[Dataset listings of figures]

__________________________________________________

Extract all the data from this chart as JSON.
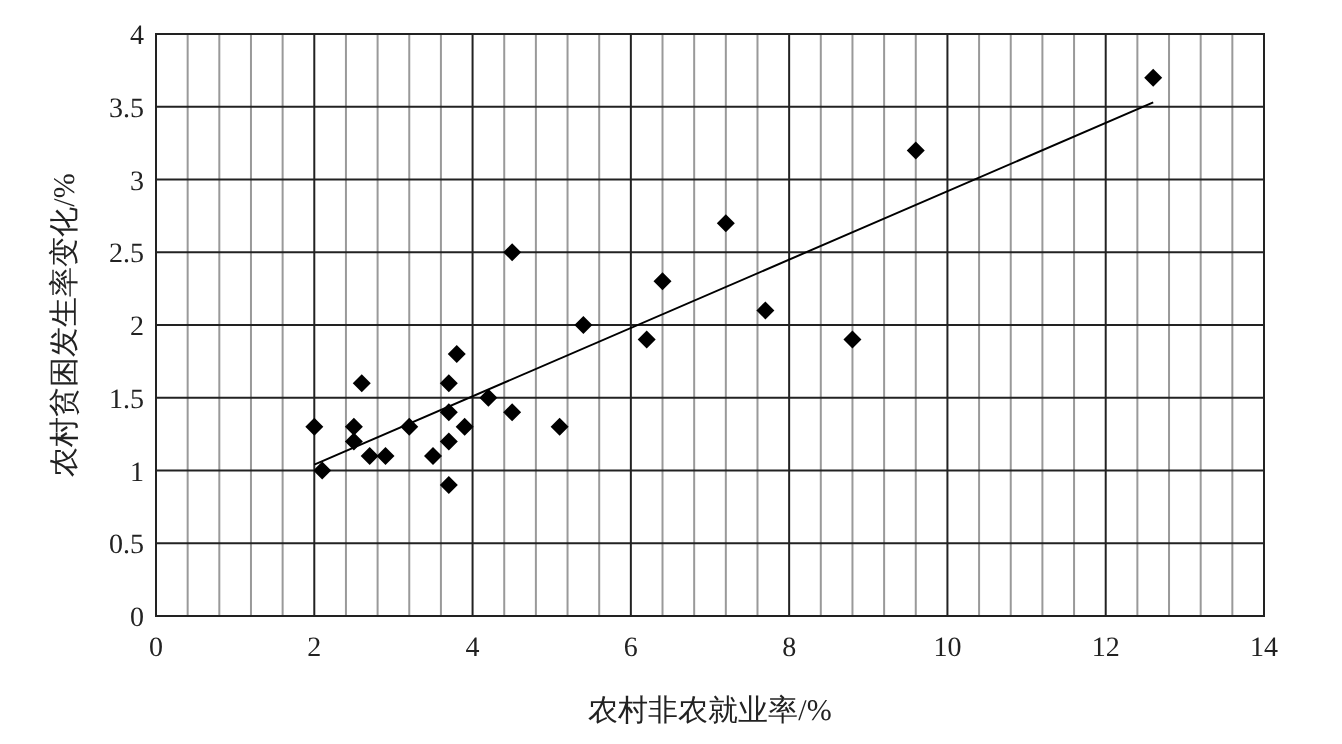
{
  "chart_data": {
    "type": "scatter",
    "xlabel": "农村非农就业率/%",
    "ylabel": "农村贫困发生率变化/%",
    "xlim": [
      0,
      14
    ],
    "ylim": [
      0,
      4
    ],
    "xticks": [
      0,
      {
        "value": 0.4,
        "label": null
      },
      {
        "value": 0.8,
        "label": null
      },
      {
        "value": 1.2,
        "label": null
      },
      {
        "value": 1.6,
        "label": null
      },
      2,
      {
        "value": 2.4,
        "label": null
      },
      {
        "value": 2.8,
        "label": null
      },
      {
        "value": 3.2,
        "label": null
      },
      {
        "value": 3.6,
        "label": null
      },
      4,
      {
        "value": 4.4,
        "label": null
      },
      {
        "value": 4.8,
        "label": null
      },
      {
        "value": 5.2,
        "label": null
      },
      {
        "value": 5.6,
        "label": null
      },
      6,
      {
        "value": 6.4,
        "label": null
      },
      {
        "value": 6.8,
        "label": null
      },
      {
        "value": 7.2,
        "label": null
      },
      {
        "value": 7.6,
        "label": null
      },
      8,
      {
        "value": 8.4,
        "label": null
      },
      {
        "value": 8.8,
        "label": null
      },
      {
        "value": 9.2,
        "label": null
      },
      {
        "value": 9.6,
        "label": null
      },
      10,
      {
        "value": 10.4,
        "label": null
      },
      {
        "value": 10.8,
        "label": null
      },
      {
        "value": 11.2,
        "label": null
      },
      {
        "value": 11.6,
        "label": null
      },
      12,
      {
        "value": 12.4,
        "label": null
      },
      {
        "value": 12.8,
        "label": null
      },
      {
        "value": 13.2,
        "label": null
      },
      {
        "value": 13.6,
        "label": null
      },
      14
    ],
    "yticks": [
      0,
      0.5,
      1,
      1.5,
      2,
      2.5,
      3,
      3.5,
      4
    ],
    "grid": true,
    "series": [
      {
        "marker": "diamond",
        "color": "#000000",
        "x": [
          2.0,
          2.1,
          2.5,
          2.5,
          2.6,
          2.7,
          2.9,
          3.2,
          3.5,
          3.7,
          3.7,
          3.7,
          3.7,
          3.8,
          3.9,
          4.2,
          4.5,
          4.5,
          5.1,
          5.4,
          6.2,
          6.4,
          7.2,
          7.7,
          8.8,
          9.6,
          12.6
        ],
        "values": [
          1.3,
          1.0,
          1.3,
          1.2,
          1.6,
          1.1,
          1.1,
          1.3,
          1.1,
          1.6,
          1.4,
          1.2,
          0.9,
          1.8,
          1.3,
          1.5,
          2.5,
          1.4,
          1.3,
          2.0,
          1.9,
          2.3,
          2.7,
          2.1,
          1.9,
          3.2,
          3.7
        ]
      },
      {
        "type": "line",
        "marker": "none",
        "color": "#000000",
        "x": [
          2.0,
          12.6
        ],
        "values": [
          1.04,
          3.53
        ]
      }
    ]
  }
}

__________________________________________________

Instruction
Quote the records above exactly, leaving out any pictures.

Result for this task
Extract all the data from this chart as JSON.
{
  "chart_data": {
    "type": "scatter",
    "xlabel": "农村非农就业率/%",
    "ylabel": "农村贫困发生率变化/%",
    "xlim": [
      0,
      14
    ],
    "ylim": [
      0,
      4
    ],
    "xticks": [
      0,
      {
        "value": 0.4,
        "label": null
      },
      {
        "value": 0.8,
        "label": null
      },
      {
        "value": 1.2,
        "label": null
      },
      {
        "value": 1.6,
        "label": null
      },
      2,
      {
        "value": 2.4,
        "label": null
      },
      {
        "value": 2.8,
        "label": null
      },
      {
        "value": 3.2,
        "label": null
      },
      {
        "value": 3.6,
        "label": null
      },
      4,
      {
        "value": 4.4,
        "label": null
      },
      {
        "value": 4.8,
        "label": null
      },
      {
        "value": 5.2,
        "label": null
      },
      {
        "value": 5.6,
        "label": null
      },
      6,
      {
        "value": 6.4,
        "label": null
      },
      {
        "value": 6.8,
        "label": null
      },
      {
        "value": 7.2,
        "label": null
      },
      {
        "value": 7.6,
        "label": null
      },
      8,
      {
        "value": 8.4,
        "label": null
      },
      {
        "value": 8.8,
        "label": null
      },
      {
        "value": 9.2,
        "label": null
      },
      {
        "value": 9.6,
        "label": null
      },
      10,
      {
        "value": 10.4,
        "label": null
      },
      {
        "value": 10.8,
        "label": null
      },
      {
        "value": 11.2,
        "label": null
      },
      {
        "value": 11.6,
        "label": null
      },
      12,
      {
        "value": 12.4,
        "label": null
      },
      {
        "value": 12.8,
        "label": null
      },
      {
        "value": 13.2,
        "label": null
      },
      {
        "value": 13.6,
        "label": null
      },
      14
    ],
    "yticks": [
      0,
      0.5,
      1,
      1.5,
      2,
      2.5,
      3,
      3.5,
      4
    ],
    "grid": true,
    "series": [
      {
        "marker": "diamond",
        "color": "#000000",
        "x": [
          2.0,
          2.1,
          2.5,
          2.5,
          2.6,
          2.7,
          2.9,
          3.2,
          3.5,
          3.7,
          3.7,
          3.7,
          3.7,
          3.8,
          3.9,
          4.2,
          4.5,
          4.5,
          5.1,
          5.4,
          6.2,
          6.4,
          7.2,
          7.7,
          8.8,
          9.6,
          12.6
        ],
        "values": [
          1.3,
          1.0,
          1.3,
          1.2,
          1.6,
          1.1,
          1.1,
          1.3,
          1.1,
          1.6,
          1.4,
          1.2,
          0.9,
          1.8,
          1.3,
          1.5,
          2.5,
          1.4,
          1.3,
          2.0,
          1.9,
          2.3,
          2.7,
          2.1,
          1.9,
          3.2,
          3.7
        ]
      },
      {
        "type": "line",
        "marker": "none",
        "color": "#000000",
        "x": [
          2.0,
          12.6
        ],
        "values": [
          1.04,
          3.53
        ]
      }
    ]
  }
}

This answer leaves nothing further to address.